• [The task]: Repeat every record exactly, but keep images out of the copy.

-------- Extracted material

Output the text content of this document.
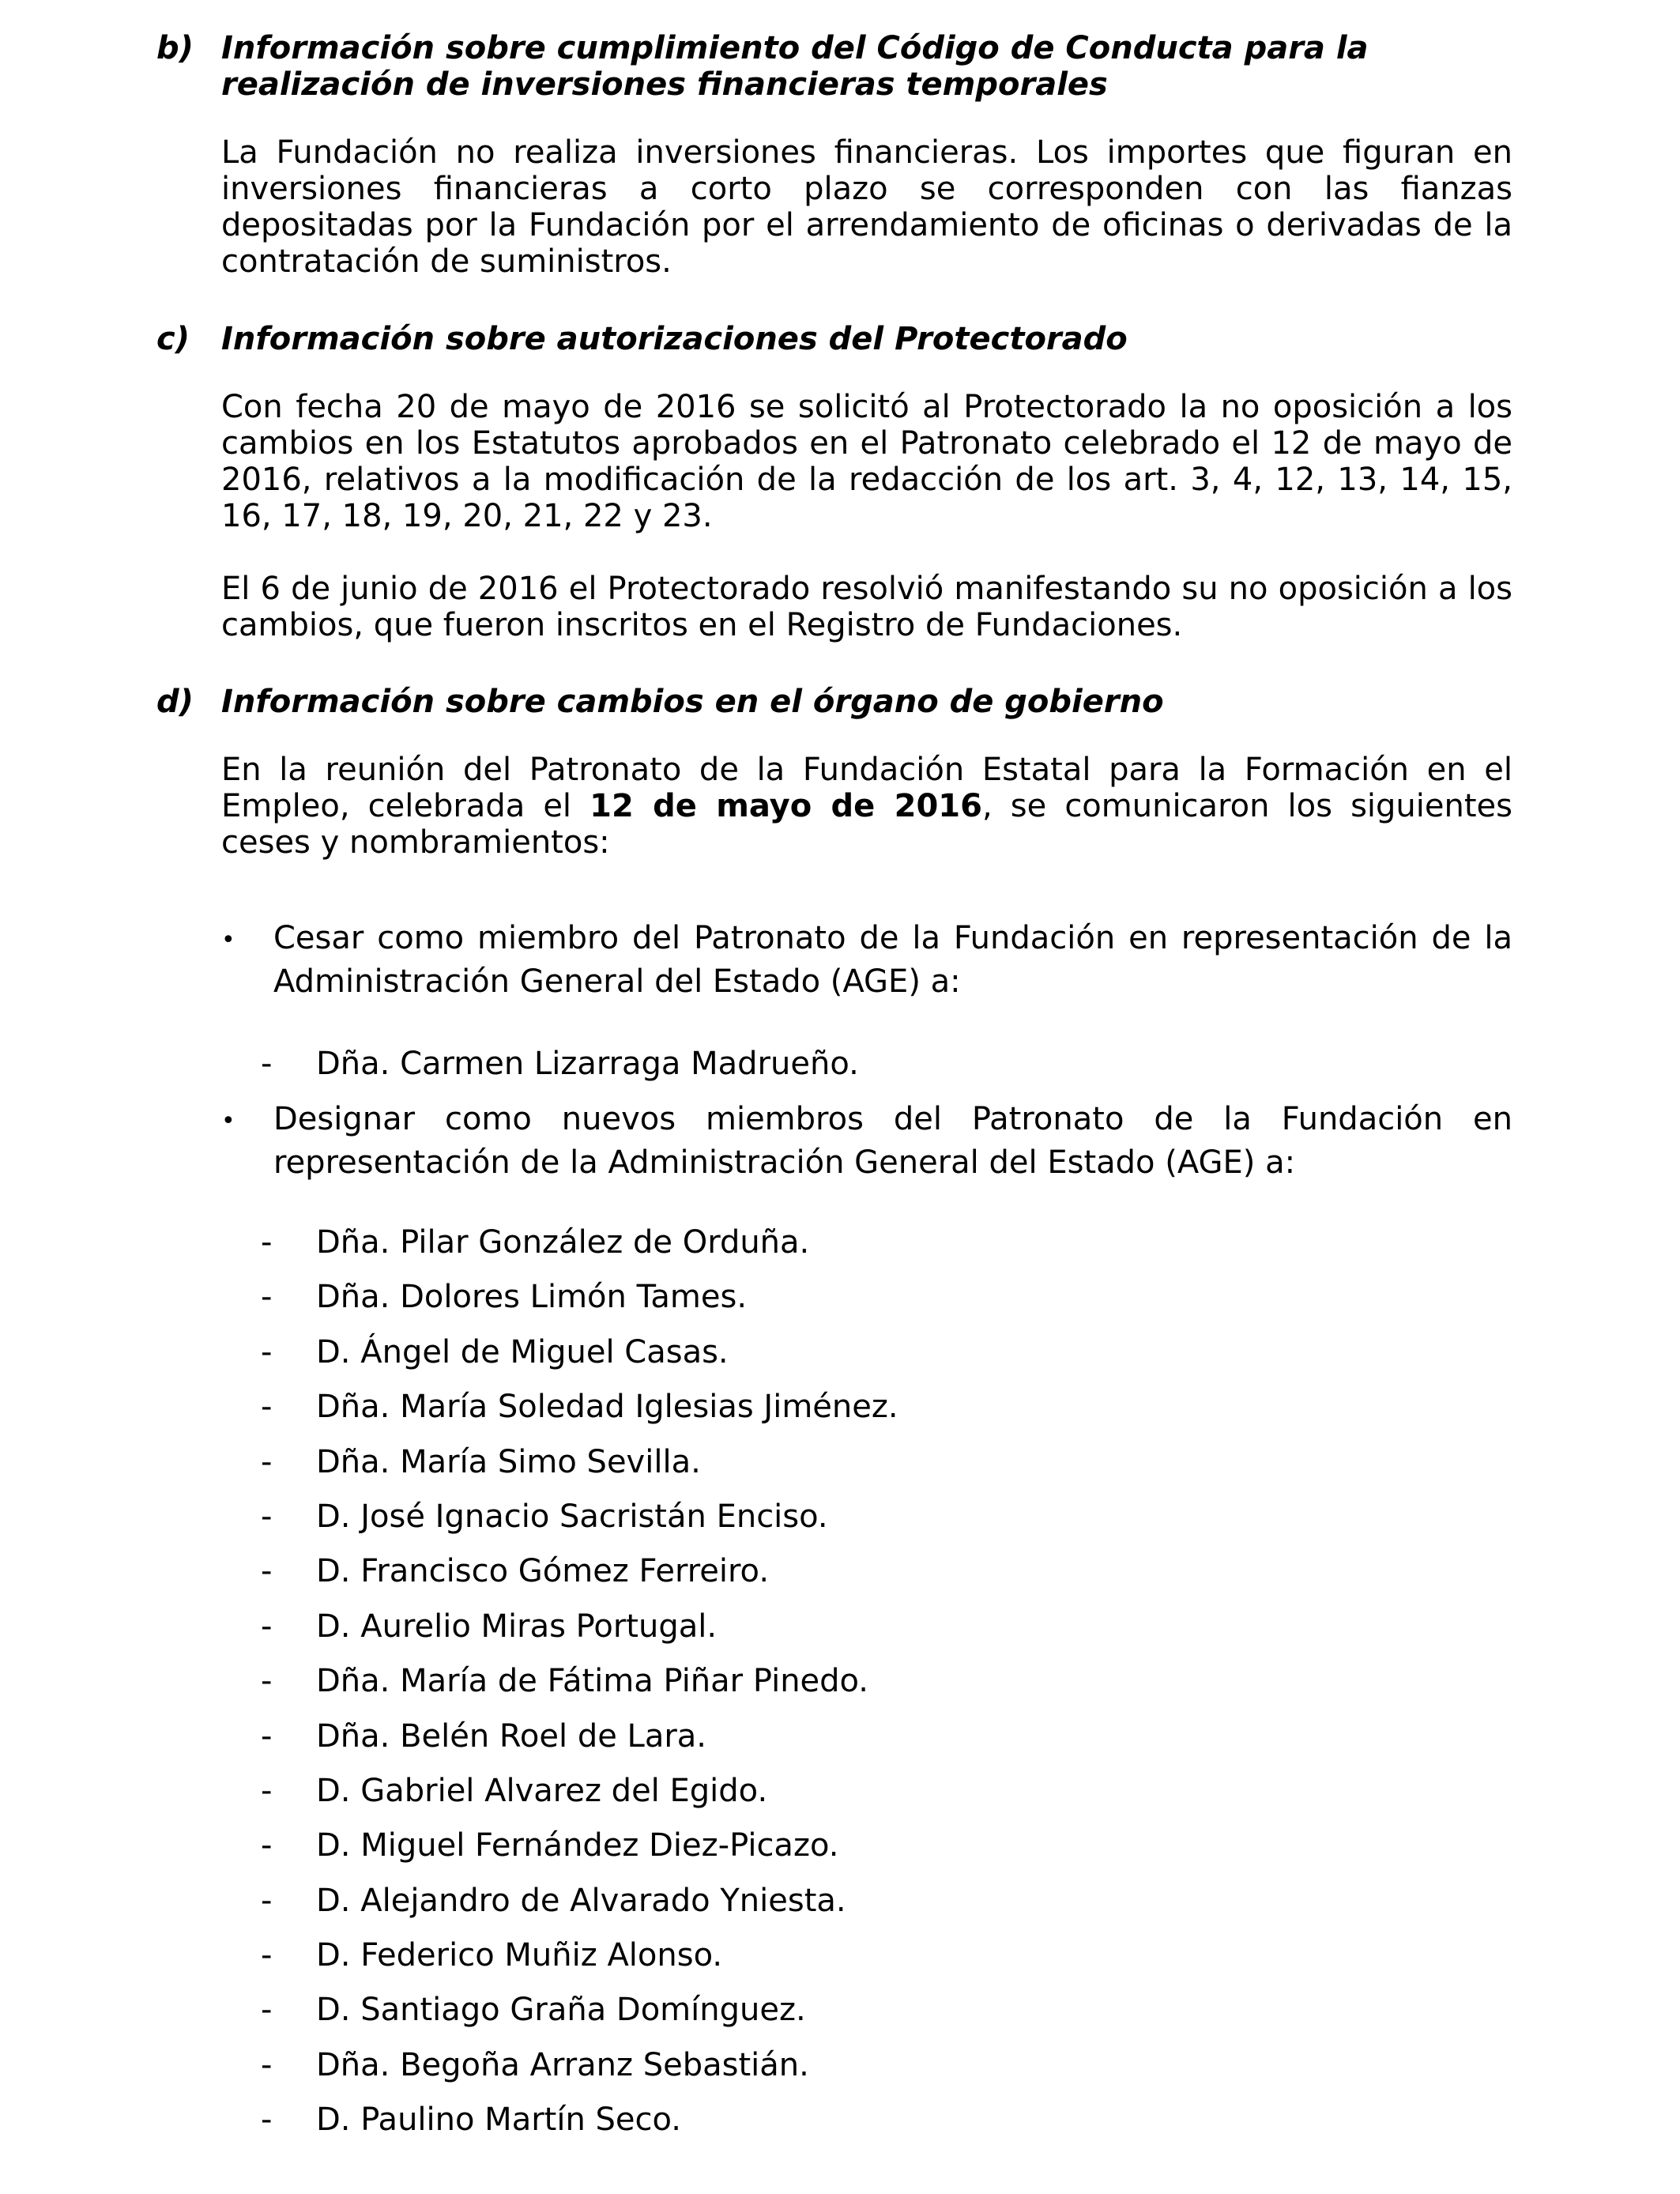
b) Información sobre cumplimiento del Código de Conducta para la realización de inversiones financieras temporales
La Fundación no realiza inversiones financieras. Los importes que figuran en inversiones financieras a corto plazo se corresponden con las fianzas depositadas por la Fundación por el arrendamiento de oficinas o derivadas de la contratación de suministros.
c)	Información sobre autorizaciones del Protectorado
Con fecha 20 de mayo de 2016 se solicitó al Protectorado la no oposición a los cambios en los Estatutos aprobados en el Patronato celebrado el 12 de mayo de 2016, relativos a la modificación de la redacción de los art. 3, 4, 12, 13, 14, 15, 16, 17, 18, 19, 20, 21, 22 y 23.
El 6 de junio de 2016 el Protectorado resolvió manifestando su no oposición a los cambios, que fueron inscritos en el Registro de Fundaciones.
d) Información sobre cambios en el órgano de gobierno
En la reunión del Patronato de la Fundación Estatal para la Formación en el Empleo, celebrada el 12 de mayo de 2016, se comunicaron los siguientes ceses y nombramientos:
•	Cesar como miembro del Patronato de la Fundación en representación de la Administración General del Estado (AGE) a:
-	Dña. Carmen Lizarraga Madrueño.
•	Designar como nuevos miembros del Patronato de la Fundación en representación de la Administración General del Estado (AGE) a:
-	Dña. Pilar González de Orduña.
-	Dña. Dolores Limón Tames.
-	D. Ángel de Miguel Casas.
-	Dña. María Soledad Iglesias Jiménez.
-	Dña. María Simo Sevilla.
-	D. José Ignacio Sacristán Enciso.
-	D. Francisco Gómez Ferreiro.
-	D. Aurelio Miras Portugal.
-	Dña. María de Fátima Piñar Pinedo.
-	Dña. Belén Roel de Lara.
-	D. Gabriel Alvarez del Egido.
-	D. Miguel Fernández Diez-Picazo.
-	D. Alejandro de Alvarado Yniesta.
-	D. Federico Muñiz Alonso.
-	D. Santiago Graña Domínguez.
-	Dña. Begoña Arranz Sebastián.
-	D. Paulino Martín Seco.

----------------

• [The result]:
Output the text content of this document.
b) Información sobre cumplimiento del Código de Conducta para la realización de inversiones financieras temporales
La Fundación no realiza inversiones financieras. Los importes que figuran en inversiones financieras a corto plazo se corresponden con las fianzas depositadas por la Fundación por el arrendamiento de oficinas o derivadas de la contratación de suministros.
c)	Información sobre autorizaciones del Protectorado
Con fecha 20 de mayo de 2016 se solicitó al Protectorado la no oposición a los cambios en los Estatutos aprobados en el Patronato celebrado el 12 de mayo de 2016, relativos a la modificación de la redacción de los art. 3, 4, 12, 13, 14, 15, 16, 17, 18, 19, 20, 21, 22 y 23.
El 6 de junio de 2016 el Protectorado resolvió manifestando su no oposición a los cambios, que fueron inscritos en el Registro de Fundaciones.
d) Información sobre cambios en el órgano de gobierno
En la reunión del Patronato de la Fundación Estatal para la Formación en el Empleo, celebrada el 12 de mayo de 2016, se comunicaron los siguientes ceses y nombramientos:
•	Cesar como miembro del Patronato de la Fundación en representación de la Administración General del Estado (AGE) a:
-	Dña. Carmen Lizarraga Madrueño.
•	Designar como nuevos miembros del Patronato de la Fundación en representación de la Administración General del Estado (AGE) a:
-	Dña. Pilar González de Orduña.
-	Dña. Dolores Limón Tames.
-	D. Ángel de Miguel Casas.
-	Dña. María Soledad Iglesias Jiménez.
-	Dña. María Simo Sevilla.
-	D. José Ignacio Sacristán Enciso.
-	D. Francisco Gómez Ferreiro.
-	D. Aurelio Miras Portugal.
-	Dña. María de Fátima Piñar Pinedo.
-	Dña. Belén Roel de Lara.
-	D. Gabriel Alvarez del Egido.
-	D. Miguel Fernández Diez-Picazo.
-	D. Alejandro de Alvarado Yniesta.
-	D. Federico Muñiz Alonso.
-	D. Santiago Graña Domínguez.
-	Dña. Begoña Arranz Sebastián.
-	D. Paulino Martín Seco.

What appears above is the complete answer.